— start INFORMATION SUPPLIED —

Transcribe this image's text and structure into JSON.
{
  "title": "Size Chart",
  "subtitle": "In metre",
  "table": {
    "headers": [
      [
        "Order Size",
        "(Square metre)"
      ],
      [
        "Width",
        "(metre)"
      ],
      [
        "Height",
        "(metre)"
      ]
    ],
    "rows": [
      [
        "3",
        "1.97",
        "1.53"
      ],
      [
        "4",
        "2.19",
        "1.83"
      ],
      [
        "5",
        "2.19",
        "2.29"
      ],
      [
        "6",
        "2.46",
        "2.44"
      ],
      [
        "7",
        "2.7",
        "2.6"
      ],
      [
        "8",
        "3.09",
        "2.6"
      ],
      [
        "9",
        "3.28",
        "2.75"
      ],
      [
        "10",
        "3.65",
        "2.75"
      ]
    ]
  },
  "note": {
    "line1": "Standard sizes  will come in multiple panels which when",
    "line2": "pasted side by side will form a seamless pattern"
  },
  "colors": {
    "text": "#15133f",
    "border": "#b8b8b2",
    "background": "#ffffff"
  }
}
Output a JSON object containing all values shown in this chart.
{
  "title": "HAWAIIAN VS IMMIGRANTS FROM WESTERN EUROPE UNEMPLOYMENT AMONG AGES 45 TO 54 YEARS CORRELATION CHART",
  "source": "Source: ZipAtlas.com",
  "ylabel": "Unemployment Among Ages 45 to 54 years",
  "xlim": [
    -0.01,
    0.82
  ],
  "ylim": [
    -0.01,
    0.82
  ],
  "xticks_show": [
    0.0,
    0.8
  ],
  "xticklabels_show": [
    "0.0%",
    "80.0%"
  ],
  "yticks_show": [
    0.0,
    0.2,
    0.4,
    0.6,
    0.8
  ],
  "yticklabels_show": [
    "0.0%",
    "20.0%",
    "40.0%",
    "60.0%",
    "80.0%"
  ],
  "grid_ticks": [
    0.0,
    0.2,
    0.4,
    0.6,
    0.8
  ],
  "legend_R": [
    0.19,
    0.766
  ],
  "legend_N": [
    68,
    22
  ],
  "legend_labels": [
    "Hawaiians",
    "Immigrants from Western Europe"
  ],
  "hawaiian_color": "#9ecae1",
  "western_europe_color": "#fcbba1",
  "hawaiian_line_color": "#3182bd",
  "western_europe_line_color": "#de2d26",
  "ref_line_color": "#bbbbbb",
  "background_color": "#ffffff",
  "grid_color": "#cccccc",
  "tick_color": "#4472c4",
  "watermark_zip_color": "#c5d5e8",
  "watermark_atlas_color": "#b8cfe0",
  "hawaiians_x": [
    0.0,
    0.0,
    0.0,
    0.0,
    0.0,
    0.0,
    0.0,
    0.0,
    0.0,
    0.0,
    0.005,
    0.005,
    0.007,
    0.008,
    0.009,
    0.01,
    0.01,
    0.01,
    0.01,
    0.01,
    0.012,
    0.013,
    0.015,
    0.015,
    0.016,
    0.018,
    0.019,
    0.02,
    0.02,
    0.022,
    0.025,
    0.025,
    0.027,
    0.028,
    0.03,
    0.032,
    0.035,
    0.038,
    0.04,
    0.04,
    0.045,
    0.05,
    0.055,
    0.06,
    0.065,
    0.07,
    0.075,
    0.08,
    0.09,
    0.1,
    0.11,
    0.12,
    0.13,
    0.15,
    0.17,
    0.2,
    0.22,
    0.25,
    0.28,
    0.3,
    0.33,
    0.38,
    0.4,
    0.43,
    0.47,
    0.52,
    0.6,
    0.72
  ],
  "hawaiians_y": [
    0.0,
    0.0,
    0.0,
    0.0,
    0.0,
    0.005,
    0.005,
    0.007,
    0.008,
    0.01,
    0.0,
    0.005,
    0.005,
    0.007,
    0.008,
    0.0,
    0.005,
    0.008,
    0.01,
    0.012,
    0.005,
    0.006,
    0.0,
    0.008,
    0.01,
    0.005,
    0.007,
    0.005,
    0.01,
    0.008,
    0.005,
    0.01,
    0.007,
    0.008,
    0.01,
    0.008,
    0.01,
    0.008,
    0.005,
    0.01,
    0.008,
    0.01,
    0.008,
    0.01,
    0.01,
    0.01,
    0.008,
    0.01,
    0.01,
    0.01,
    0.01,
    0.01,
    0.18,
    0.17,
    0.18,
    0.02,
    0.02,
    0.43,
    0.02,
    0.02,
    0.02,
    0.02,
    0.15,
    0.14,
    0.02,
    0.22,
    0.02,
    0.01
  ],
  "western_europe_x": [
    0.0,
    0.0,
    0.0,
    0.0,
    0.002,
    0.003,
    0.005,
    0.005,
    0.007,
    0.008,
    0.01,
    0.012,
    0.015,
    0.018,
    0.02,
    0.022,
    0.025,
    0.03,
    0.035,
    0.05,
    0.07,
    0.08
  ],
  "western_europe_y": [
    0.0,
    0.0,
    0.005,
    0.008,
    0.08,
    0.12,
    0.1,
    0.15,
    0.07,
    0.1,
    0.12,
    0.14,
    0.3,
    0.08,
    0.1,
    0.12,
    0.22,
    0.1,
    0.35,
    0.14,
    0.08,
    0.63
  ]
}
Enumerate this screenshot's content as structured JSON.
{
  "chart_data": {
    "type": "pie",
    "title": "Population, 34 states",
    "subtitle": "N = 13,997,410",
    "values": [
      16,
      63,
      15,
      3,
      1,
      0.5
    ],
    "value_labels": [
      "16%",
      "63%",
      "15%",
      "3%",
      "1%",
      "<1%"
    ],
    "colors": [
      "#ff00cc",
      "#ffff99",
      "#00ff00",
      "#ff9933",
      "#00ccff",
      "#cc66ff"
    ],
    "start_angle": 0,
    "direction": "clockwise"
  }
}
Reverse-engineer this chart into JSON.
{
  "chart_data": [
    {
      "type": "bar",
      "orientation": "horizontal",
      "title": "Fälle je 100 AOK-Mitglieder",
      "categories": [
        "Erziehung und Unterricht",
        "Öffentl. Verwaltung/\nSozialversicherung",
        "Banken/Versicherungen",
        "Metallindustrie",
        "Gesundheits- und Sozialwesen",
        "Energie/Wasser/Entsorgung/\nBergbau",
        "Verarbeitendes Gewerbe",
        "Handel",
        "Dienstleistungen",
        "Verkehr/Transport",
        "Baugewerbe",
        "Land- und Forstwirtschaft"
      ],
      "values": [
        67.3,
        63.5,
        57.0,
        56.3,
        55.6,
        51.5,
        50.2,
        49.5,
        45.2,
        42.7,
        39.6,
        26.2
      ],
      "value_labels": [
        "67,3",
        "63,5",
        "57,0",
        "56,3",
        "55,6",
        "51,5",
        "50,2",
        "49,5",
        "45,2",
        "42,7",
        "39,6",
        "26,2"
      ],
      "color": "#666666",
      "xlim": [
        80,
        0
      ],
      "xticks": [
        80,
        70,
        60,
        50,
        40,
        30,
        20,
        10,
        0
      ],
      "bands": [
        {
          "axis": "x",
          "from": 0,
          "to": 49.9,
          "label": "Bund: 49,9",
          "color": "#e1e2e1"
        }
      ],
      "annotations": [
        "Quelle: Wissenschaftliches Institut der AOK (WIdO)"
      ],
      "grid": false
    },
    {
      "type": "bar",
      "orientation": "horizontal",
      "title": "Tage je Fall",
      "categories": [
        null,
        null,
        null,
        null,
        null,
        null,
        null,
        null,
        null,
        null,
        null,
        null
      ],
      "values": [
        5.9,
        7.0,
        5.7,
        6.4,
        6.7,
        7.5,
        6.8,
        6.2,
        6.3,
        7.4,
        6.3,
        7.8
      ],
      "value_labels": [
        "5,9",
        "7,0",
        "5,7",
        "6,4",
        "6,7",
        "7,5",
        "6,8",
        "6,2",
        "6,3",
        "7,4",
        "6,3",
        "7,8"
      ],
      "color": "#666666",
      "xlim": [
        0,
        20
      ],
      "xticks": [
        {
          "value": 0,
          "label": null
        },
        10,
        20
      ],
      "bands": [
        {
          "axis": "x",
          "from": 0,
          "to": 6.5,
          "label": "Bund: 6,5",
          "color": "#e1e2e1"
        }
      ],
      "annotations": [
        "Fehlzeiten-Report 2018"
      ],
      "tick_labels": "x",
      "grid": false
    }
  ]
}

— end INFORMATION SUPPLIED —

*GOAL:* Copy all lines of the listing above that contain the string "subtitle".

*TASK RESULT:*
  "subtitle": "In metre",
    "subtitle": "N = 13,997,410",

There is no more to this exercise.